▶ _WHAT TO WORK ON_: In the entries, find all lines that hold the word "недвижимости" and copy them.

▶ _LISTED RECORDS_:
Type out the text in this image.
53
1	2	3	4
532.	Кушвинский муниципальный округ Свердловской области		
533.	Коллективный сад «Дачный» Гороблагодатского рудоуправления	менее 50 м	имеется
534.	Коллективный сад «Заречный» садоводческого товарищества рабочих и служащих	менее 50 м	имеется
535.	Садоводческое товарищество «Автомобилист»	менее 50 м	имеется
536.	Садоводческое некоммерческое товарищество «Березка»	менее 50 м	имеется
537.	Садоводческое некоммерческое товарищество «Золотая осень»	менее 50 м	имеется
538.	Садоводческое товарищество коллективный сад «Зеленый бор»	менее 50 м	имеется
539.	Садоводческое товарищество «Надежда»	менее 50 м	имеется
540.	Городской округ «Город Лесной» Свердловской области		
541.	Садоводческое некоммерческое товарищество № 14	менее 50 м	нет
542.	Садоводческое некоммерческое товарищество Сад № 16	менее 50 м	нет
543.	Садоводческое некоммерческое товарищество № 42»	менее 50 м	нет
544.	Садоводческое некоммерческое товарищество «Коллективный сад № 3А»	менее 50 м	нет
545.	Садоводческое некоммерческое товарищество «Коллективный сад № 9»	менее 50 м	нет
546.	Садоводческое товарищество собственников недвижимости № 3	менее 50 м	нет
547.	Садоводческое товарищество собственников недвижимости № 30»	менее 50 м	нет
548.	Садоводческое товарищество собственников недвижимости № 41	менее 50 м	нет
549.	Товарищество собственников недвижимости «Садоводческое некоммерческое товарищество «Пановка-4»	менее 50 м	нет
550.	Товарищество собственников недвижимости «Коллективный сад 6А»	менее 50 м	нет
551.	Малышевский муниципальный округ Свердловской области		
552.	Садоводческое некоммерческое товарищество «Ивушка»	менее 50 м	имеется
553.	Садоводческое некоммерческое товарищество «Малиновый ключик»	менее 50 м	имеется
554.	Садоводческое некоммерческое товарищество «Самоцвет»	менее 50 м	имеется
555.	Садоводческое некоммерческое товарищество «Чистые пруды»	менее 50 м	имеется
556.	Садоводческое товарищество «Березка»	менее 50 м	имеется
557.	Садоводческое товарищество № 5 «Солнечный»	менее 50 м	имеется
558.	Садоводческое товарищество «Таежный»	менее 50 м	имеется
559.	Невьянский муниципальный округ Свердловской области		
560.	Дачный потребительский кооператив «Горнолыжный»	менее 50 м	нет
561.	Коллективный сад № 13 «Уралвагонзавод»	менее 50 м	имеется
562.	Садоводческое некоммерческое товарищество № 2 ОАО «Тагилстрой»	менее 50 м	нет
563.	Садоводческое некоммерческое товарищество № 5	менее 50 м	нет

▶ _RESPONSE TO THIS TASK_:
546.	Садоводческое товарищество собственников недвижимости № 3	менее 50 м	нет
547.	Садоводческое товарищество собственников недвижимости № 30»	менее 50 м	нет
548.	Садоводческое товарищество собственников недвижимости № 41	менее 50 м	нет
549.	Товарищество собственников недвижимости «Садоводческое некоммерческое товарищество «Пановка-4»	менее 50 м	нет
550.	Товарищество собственников недвижимости «Коллективный сад 6А»	менее 50 м	нет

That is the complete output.